DATA EXTRACTS.
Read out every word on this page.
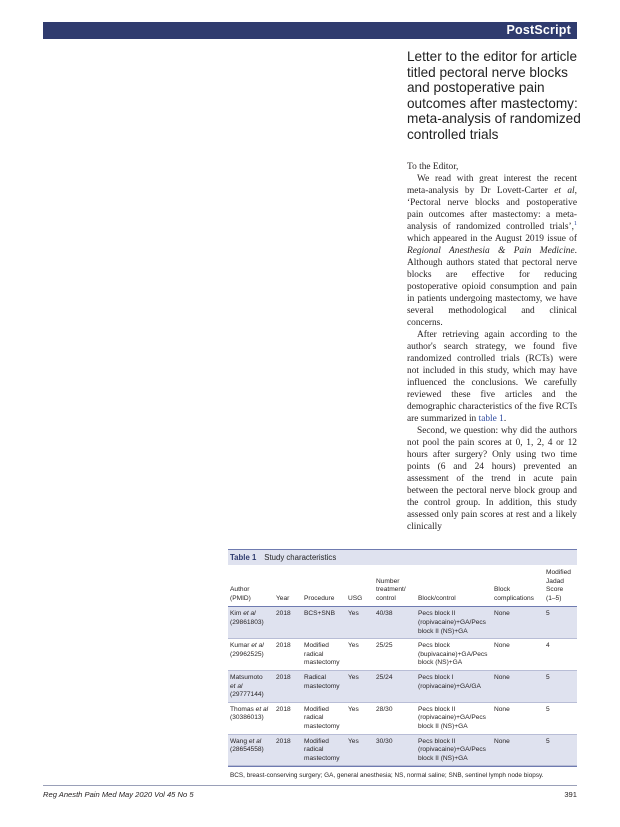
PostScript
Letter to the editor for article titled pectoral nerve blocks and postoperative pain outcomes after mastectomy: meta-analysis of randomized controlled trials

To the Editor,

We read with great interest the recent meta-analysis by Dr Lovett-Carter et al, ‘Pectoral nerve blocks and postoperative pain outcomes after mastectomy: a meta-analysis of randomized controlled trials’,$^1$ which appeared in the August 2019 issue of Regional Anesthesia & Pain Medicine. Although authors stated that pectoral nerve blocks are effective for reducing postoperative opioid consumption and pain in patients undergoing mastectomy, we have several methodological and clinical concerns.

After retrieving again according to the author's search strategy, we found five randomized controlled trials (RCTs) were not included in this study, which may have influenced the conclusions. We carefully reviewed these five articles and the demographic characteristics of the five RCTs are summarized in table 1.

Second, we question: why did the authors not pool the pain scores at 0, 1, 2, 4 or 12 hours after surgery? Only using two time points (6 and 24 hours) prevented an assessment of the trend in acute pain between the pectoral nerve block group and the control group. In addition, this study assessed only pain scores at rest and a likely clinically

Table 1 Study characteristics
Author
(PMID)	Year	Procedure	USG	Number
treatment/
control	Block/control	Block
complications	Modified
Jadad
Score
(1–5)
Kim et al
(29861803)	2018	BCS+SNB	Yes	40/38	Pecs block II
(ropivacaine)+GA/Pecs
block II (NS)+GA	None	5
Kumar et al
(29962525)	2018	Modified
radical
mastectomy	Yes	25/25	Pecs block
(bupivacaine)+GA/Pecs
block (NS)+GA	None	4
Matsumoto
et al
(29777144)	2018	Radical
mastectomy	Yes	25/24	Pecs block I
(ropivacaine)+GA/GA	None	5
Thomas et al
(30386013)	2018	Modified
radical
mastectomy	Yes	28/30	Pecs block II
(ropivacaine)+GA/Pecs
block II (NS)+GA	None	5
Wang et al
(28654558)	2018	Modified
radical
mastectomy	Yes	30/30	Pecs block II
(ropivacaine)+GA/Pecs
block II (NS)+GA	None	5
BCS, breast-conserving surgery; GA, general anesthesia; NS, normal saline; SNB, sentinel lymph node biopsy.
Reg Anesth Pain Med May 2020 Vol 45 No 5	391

* * *

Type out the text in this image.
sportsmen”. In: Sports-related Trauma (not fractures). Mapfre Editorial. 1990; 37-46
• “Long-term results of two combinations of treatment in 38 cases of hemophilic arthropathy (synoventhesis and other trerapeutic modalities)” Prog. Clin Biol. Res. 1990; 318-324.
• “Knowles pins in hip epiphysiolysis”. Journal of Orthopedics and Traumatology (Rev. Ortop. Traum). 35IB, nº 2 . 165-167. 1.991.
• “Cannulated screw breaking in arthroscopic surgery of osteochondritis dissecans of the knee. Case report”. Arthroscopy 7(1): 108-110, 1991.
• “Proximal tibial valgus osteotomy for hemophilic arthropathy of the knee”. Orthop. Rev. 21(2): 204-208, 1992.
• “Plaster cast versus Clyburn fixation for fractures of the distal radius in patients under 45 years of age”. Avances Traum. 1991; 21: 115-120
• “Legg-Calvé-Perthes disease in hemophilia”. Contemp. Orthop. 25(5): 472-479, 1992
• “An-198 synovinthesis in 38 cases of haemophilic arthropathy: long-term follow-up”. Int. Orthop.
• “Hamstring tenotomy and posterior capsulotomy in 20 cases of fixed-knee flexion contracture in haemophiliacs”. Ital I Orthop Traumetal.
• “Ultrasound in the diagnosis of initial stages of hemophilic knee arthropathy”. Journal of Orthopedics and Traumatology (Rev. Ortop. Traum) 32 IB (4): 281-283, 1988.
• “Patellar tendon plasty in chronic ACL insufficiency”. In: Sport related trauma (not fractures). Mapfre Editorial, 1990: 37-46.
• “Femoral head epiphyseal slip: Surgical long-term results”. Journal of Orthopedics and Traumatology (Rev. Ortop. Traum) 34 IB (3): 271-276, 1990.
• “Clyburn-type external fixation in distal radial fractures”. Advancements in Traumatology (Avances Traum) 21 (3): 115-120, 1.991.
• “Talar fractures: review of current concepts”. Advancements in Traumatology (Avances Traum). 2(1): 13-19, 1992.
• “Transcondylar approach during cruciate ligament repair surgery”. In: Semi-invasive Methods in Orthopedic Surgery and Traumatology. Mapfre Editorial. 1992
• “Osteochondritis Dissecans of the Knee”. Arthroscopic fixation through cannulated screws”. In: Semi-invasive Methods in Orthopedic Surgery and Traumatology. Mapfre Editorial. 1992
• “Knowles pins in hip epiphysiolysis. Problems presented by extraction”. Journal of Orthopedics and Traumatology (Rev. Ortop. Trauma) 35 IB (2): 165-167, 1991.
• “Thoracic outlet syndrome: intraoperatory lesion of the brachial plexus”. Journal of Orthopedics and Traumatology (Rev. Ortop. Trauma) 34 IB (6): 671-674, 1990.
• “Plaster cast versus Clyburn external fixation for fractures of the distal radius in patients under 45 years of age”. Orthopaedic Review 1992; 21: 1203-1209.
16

--

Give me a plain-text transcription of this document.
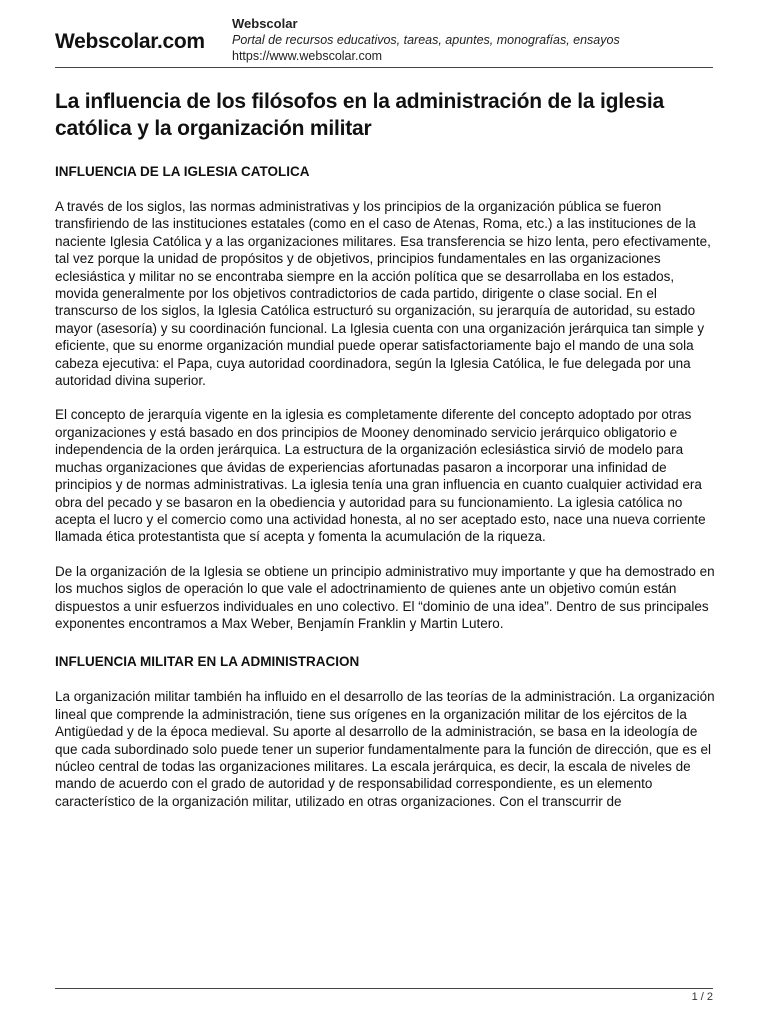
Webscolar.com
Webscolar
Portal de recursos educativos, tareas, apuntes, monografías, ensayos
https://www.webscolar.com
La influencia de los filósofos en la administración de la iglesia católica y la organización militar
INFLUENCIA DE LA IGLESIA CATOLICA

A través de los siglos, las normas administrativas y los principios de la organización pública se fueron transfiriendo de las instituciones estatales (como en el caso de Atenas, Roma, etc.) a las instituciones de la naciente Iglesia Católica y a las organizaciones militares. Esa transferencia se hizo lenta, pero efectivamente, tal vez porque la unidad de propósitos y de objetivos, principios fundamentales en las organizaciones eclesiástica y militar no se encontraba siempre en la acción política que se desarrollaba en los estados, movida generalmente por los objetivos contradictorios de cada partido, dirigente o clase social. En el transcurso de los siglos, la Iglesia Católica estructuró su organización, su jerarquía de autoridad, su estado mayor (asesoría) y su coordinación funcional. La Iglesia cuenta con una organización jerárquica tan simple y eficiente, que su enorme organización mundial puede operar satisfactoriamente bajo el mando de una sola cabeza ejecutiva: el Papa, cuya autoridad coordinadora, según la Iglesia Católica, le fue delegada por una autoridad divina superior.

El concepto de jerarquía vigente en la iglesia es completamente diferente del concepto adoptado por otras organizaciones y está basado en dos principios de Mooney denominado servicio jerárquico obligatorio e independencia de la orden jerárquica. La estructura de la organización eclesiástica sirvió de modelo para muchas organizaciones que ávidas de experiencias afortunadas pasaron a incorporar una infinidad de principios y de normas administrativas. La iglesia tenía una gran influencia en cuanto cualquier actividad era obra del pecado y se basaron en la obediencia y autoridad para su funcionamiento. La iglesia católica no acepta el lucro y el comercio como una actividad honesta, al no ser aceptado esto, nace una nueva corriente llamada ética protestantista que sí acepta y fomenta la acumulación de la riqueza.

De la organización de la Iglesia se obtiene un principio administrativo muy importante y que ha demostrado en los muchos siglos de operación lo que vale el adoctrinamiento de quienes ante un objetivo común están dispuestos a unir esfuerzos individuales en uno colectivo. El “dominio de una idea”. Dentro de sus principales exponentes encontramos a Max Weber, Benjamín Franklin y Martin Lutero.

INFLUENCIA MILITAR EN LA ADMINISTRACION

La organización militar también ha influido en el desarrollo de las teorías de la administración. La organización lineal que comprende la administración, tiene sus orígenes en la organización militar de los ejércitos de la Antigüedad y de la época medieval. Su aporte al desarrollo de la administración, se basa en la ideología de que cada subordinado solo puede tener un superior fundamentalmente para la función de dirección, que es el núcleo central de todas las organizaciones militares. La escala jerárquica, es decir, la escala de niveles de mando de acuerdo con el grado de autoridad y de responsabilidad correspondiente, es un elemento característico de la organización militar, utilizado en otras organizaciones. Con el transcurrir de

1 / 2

ABOUT THIS EXERCISE. Select every line of the material above holding the word "Methods" and copy it.

SOLUTION TO THIS TASK.
• “Transcondylar approach during cruciate ligament repair surgery”. In: Semi-invasive Methods in Orthopedic Surgery and Traumatology. Mapfre Editorial. 1992
• “Osteochondritis Dissecans of the Knee”. Arthroscopic fixation through cannulated screws”. In: Semi-invasive Methods in Orthopedic Surgery and Traumatology. Mapfre Editorial. 1992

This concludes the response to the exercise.